▶ Document extract:
^^^^^^^^

This is where the tendency for idiotic behavior comes into play. I mean, let’s be honest. There is nothing better than crackers, cheese, and fruit. It’s the perfect combination. But here, it is just not done. The bell will ring for second, the boys will stampede in an orderly fashion, and then the kitchen lights turn off to signify the end of meal. When we are finished, we queue up again to return our trays and separate our plates, excess food, trash, and cutlery into color-coded baskets. I know there are different rules for different halls, but the fact remains: there are strange regulations that govern this place. So, despite the seemingly simplicity of the process, I am constantly slipping up and blaming it on my status as a JSA. Put your tray in the wrong spot? JSA. Took too many tea bags for later? JSA.
That’s the key, ladies. Get yelled at for trying to take the crackers and the fruit, blame it on America.
Almost to make up for the fruit-cracker dispute, St. Andrews has provided “uni” (translation: college) students with a great excuse for rampant laziness: a maid.
Every morning, a maid sweeps into your room to empty the bin of rubbish (take out the trash) and clean the sink. On my first morning, I was torn from my jet-lagged sleep when Sam, our floor’s maid, burst in with a bang, chirped a blast of cheery chatter in a Scottish accent, and whisked out of my room. She left behind a confused and rather perturbed JSA that morning. I have now learned that if I don’t want a wake-up call at 9:15 in the morning, I should have my bin waiting outside my door for good ol’ Sammie.
Not only does this maid throw away your empty wine bottles and pizza boxes, she also “hoovers” (vacuums) once a week and cleans the kitchen and bathrooms every day. On top of this, they wash our bed linens, like our mothers used to do when we were kids. It’s pretty fantastic. I can tell that I am becoming spoiled. When I return to the States, I will most likely pay my roommate in Nutella to take out my trash and vacuum.
So, moral of the story is: use the JSA label like a player uses women, and don’t forget to stick your bin of rubbish outside your door. Trust me, you’ll thank me when you sleep in past the fifteen-minute window for breakfast.

^^^^^^^^

▶ Items:
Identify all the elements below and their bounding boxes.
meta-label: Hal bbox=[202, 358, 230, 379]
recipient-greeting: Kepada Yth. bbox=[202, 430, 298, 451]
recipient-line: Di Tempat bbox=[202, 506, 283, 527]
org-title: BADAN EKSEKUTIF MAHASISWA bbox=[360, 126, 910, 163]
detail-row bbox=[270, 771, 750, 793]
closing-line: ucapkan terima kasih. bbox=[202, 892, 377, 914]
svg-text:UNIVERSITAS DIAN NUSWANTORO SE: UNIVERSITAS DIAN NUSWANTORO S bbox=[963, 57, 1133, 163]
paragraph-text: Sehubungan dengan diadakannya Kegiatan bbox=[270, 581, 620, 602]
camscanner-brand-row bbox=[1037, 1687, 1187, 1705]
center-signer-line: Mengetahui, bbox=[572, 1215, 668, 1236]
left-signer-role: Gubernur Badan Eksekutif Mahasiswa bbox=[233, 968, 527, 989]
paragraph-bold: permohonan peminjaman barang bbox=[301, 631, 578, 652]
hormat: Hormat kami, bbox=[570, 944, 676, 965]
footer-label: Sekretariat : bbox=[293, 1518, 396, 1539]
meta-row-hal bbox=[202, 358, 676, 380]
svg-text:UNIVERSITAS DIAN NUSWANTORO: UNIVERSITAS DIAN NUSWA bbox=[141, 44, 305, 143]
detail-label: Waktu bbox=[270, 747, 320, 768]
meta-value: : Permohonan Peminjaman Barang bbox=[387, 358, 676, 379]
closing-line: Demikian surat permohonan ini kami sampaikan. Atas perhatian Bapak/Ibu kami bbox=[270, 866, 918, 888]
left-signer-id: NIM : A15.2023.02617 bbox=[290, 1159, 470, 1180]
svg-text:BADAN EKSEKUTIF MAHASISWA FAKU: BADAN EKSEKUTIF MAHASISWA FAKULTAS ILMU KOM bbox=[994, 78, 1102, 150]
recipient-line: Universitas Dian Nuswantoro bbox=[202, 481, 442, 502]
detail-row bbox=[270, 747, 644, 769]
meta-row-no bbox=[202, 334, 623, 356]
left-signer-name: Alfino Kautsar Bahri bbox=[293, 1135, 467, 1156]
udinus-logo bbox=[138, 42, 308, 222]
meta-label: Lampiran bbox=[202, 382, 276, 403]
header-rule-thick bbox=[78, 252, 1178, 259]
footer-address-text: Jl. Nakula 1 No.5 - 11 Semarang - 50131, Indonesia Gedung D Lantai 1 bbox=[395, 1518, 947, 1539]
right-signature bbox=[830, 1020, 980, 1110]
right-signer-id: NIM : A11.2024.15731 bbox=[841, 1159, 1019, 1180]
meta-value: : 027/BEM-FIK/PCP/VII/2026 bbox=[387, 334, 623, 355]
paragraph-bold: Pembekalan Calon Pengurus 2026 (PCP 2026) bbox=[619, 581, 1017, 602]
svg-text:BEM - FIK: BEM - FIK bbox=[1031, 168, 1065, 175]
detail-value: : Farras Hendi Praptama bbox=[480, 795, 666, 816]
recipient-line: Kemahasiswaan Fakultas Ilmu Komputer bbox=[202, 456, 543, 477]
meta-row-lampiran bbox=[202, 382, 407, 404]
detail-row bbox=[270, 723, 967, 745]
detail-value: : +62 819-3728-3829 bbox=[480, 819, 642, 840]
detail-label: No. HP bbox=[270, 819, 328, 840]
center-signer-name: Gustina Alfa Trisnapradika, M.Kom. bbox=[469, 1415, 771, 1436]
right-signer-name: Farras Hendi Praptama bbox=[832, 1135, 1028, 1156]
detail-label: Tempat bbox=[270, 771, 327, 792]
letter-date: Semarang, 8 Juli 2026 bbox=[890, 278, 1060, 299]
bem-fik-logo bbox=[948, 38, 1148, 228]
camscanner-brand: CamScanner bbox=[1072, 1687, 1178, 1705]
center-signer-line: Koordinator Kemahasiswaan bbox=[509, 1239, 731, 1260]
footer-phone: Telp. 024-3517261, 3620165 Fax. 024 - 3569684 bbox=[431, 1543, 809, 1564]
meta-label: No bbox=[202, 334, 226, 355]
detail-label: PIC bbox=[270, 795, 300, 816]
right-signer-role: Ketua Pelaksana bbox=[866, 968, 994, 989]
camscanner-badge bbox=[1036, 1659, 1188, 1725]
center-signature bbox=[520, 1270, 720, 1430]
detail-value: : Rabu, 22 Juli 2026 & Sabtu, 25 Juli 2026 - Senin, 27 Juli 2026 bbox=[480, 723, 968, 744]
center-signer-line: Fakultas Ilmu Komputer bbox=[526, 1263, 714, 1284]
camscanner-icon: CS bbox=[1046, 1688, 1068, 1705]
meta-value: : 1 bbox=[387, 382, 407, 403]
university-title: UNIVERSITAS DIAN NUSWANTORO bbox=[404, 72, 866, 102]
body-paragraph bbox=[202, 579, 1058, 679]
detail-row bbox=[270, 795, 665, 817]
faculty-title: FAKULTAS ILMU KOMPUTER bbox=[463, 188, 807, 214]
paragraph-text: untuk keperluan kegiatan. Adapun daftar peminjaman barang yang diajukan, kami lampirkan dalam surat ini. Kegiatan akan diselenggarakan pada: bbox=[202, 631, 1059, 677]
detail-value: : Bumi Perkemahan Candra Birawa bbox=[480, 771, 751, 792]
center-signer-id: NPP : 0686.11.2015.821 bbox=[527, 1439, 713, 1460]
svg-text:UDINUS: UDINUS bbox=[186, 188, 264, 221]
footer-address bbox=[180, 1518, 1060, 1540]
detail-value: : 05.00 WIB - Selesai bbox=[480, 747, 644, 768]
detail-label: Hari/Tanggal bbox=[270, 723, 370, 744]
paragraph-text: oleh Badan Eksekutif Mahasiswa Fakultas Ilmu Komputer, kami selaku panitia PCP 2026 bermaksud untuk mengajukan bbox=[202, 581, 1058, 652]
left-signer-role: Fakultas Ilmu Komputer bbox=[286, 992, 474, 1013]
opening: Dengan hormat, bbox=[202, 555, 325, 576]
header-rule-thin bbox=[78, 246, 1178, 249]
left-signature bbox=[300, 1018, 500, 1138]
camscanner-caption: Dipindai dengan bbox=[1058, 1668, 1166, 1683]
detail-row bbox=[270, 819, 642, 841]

^^^^^^^^

▶ Prompt 1: Return, word for word, the part of the passage on St. Andrews student life that opens with the words containing "Not only does" and closes with "trash and vacuum.".
▶ Prompt 2:
Answer these questions from the passage on St. Andrews student life:
(a) What signals the end of the meal in the dining hall?
(b) What is the name of the maid on the writer's floor?
(c) How often does the maid hoover?

▶ Correct result 1:
Not only does this maid throw away your empty wine bottles and pizza boxes, she also “hoovers” (vacuums) once a week and cleans the kitchen and bathrooms every day. On top of this, they wash our bed linens, like our mothers used to do when we were kids. It’s pretty fantastic. I can tell that I am becoming spoiled. When I return to the States, I will most likely pay my roommate in Nutella to take out my trash and vacuum.

▶ Correct result 2:
(a) The kitchen lights turn off.
(b) Sam.
(c) Once a week.